EXERCISE PROMPT: Could you format the stretch of the listing below, from its first line through the line containing "day-info: Sunrise: 8:48 AM Sunset: 4:51" (both ends included), as a numbered list with any blank lines left out?

PROVIDED MATERIAL:
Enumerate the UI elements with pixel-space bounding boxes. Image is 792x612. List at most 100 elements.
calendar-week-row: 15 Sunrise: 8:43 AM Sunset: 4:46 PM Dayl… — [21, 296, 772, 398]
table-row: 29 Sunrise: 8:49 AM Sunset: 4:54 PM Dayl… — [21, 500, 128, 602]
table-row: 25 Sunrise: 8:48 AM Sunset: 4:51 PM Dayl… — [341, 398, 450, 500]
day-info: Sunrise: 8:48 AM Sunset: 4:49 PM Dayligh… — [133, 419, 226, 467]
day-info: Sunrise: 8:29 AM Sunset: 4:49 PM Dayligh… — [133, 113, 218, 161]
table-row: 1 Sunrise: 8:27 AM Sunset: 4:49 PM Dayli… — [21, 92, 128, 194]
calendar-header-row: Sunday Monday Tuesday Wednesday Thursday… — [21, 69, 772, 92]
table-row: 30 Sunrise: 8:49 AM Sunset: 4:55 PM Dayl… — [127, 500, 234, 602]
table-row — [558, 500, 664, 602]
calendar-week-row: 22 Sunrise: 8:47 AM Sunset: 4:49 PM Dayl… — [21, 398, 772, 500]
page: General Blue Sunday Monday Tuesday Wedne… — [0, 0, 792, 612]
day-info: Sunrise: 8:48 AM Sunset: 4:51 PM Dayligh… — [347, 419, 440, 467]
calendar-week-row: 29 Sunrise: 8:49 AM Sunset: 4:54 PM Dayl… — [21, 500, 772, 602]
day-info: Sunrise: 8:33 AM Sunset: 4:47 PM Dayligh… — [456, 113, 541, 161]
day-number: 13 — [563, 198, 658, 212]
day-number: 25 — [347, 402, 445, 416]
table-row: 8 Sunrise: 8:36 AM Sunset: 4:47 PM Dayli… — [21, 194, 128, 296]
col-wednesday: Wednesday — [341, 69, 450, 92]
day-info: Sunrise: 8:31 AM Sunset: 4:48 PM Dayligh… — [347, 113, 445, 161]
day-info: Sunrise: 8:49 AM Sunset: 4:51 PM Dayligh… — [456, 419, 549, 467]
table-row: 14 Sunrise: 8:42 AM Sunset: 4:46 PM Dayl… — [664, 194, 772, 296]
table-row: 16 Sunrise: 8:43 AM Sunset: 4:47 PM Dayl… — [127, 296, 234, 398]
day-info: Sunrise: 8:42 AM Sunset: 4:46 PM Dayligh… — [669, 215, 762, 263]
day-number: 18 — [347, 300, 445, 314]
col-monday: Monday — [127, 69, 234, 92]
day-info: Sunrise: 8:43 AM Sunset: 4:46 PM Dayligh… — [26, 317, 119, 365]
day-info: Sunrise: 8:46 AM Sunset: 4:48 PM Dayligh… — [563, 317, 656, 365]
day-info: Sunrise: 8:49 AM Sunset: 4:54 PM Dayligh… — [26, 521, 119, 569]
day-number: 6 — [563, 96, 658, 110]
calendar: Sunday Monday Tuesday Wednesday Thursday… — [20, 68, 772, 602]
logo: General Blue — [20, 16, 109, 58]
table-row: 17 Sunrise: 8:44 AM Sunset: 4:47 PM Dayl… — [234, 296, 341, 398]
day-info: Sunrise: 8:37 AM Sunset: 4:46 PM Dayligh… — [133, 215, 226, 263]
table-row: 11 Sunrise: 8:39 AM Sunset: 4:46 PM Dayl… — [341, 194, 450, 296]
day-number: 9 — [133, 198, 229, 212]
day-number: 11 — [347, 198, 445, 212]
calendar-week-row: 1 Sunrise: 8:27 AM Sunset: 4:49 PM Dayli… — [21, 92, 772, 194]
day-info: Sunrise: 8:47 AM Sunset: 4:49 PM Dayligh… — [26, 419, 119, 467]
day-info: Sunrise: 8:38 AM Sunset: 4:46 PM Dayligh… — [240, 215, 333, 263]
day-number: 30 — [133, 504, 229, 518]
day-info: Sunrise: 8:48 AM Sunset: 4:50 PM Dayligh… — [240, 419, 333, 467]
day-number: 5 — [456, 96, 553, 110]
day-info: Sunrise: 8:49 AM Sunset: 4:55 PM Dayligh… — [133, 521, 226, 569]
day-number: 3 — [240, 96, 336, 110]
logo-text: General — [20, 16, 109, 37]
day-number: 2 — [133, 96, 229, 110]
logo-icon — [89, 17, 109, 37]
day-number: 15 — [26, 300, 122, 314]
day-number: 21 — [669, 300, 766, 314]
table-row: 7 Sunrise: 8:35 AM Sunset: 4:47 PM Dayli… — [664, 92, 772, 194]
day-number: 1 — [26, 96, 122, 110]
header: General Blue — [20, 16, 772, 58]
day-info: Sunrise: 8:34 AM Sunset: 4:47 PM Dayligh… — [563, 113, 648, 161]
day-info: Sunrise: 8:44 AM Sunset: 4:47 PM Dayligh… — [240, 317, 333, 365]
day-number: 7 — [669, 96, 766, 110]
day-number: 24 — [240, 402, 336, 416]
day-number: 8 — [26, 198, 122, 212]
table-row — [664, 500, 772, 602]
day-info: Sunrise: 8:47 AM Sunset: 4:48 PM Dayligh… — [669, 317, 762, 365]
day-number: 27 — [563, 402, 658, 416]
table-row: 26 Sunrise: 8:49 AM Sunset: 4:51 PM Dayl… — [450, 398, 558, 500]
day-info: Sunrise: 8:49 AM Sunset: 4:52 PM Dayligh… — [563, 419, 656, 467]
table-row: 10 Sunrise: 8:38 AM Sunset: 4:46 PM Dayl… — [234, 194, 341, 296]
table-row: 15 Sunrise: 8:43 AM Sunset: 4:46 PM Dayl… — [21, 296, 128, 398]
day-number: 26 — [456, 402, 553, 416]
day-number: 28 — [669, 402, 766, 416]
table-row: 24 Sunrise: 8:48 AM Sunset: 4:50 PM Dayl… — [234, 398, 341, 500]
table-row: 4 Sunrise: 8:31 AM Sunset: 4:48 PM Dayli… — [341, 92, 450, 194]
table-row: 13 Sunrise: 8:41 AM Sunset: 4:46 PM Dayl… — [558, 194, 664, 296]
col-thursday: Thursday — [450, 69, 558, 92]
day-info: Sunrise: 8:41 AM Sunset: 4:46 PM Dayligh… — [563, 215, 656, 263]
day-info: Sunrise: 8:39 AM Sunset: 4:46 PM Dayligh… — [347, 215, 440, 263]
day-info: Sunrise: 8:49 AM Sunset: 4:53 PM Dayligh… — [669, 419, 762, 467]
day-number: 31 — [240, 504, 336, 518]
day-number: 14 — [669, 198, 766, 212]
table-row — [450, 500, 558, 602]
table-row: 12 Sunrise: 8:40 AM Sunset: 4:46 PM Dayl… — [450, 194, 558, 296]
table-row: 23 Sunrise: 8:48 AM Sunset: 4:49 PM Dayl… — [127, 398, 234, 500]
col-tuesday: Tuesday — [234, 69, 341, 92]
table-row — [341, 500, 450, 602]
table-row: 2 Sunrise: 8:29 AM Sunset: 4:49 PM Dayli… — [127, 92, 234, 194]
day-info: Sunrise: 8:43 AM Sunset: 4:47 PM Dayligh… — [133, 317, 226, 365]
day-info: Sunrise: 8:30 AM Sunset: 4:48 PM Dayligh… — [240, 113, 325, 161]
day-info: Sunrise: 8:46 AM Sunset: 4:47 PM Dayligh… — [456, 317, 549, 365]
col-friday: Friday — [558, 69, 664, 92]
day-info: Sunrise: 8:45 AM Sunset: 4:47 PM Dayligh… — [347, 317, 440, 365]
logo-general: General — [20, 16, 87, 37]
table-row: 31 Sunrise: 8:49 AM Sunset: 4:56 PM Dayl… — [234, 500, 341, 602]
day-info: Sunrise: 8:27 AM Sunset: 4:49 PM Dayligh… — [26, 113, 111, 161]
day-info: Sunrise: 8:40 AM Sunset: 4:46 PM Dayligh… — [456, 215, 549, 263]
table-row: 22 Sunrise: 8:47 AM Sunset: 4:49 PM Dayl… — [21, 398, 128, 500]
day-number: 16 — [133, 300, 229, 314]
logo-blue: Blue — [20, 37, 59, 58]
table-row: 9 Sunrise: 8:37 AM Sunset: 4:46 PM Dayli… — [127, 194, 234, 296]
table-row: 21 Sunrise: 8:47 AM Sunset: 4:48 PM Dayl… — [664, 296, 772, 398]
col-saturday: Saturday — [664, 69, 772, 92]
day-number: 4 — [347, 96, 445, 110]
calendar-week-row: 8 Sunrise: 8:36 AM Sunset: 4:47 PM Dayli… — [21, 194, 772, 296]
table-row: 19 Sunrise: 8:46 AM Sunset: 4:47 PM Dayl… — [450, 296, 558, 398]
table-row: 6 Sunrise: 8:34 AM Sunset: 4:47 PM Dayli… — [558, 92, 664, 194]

RESPONSE TO THIS EXERCISE:
1. Enumerate the UI elements with pixel-space bounding boxes. Image is 792x612. List at most 100 elements.
2. calendar-week-row: 15 Sunrise: 8:43 AM Sunset: 4:46 PM Dayl… — [21, 296, 772, 398]
3. table-row: 29 Sunrise: 8:49 AM Sunset: 4:54 PM Dayl… — [21, 500, 128, 602]
4. table-row: 25 Sunrise: 8:48 AM Sunset: 4:51 PM Dayl… — [341, 398, 450, 500]
5. day-info: Sunrise: 8:48 AM Sunset: 4:49 PM Dayligh… — [133, 419, 226, 467]
6. day-info: Sunrise: 8:29 AM Sunset: 4:49 PM Dayligh… — [133, 113, 218, 161]
7. table-row: 1 Sunrise: 8:27 AM Sunset: 4:49 PM Dayli… — [21, 92, 128, 194]
8. calendar-header-row: Sunday Monday Tuesday Wednesday Thursday… — [21, 69, 772, 92]
9. table-row: 30 Sunrise: 8:49 AM Sunset: 4:55 PM Dayl… — [127, 500, 234, 602]
10. table-row — [558, 500, 664, 602]
11. calendar-week-row: 22 Sunrise: 8:47 AM Sunset: 4:49 PM Dayl… — [21, 398, 772, 500]
12. page: General Blue Sunday Monday Tuesday Wedne… — [0, 0, 792, 612]
13. day-info: Sunrise: 8:48 AM Sunset: 4:51 PM Dayligh… — [347, 419, 440, 467]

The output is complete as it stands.